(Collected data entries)
--------
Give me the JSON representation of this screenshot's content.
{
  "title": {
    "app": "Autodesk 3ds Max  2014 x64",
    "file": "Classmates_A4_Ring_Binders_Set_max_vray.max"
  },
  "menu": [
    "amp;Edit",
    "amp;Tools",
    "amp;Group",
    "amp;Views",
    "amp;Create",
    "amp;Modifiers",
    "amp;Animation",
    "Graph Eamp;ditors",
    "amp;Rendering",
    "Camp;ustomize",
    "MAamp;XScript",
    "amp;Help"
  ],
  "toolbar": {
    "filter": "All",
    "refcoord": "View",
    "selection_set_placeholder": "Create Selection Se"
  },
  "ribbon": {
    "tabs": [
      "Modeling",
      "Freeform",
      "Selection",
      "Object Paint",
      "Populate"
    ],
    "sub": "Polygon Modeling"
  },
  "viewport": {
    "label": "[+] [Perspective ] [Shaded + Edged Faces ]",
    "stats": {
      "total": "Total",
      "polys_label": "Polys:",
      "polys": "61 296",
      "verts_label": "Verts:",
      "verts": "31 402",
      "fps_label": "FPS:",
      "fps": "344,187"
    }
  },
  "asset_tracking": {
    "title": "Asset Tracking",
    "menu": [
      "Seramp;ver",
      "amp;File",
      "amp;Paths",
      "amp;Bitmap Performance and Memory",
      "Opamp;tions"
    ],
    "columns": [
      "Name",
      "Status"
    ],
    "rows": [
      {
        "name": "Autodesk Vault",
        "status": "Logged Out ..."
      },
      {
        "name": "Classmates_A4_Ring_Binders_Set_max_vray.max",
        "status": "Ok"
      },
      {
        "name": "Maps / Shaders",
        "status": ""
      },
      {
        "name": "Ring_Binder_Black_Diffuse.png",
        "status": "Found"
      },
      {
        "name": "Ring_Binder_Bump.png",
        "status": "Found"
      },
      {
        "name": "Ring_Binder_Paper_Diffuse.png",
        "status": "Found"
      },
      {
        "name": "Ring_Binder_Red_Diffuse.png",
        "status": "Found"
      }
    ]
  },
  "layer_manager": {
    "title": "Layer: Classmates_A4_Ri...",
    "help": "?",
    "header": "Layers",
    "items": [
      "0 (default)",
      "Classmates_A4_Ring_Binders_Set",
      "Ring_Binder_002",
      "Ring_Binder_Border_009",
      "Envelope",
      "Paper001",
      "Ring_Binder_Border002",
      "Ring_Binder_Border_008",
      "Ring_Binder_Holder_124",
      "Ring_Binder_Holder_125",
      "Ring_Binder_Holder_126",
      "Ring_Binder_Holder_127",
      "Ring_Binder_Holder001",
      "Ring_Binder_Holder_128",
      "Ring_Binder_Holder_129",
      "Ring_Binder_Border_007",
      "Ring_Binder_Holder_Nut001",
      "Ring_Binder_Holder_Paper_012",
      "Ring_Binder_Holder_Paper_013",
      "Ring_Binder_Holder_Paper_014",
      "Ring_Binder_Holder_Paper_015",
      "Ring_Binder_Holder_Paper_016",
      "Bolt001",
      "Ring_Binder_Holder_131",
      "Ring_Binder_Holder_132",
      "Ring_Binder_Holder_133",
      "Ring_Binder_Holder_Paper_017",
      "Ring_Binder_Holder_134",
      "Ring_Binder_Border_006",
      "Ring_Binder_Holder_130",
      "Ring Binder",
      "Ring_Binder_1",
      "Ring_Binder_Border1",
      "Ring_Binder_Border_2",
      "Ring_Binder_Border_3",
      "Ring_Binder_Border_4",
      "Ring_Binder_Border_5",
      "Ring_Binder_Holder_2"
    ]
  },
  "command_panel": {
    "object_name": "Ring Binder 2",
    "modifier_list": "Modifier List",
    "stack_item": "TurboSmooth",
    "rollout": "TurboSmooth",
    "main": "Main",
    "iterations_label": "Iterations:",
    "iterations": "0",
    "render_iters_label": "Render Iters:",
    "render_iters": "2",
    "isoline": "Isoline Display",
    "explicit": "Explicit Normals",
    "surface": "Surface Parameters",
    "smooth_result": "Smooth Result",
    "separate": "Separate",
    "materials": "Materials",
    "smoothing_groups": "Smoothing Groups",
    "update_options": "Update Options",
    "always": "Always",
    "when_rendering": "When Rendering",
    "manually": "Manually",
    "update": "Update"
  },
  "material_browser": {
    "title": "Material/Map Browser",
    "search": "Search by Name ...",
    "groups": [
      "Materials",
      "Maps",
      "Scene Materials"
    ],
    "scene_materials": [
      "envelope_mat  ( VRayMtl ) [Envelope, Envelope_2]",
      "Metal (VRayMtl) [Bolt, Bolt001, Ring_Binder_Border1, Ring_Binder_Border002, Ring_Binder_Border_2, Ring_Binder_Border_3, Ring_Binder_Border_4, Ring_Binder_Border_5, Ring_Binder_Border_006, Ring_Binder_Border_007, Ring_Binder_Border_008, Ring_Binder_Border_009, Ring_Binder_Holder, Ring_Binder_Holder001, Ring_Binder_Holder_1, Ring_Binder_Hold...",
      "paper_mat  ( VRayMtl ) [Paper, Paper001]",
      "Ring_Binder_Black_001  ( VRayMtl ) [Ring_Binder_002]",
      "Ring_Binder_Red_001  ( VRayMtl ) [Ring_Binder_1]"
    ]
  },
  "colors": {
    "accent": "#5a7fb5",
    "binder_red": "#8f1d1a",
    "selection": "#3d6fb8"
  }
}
--------
Task description:
Above are the records; copy every line in them that holds the word "Envelope".

The result:
      "Envelope",
      "envelope_mat  ( VRayMtl ) [Envelope, Envelope_2]",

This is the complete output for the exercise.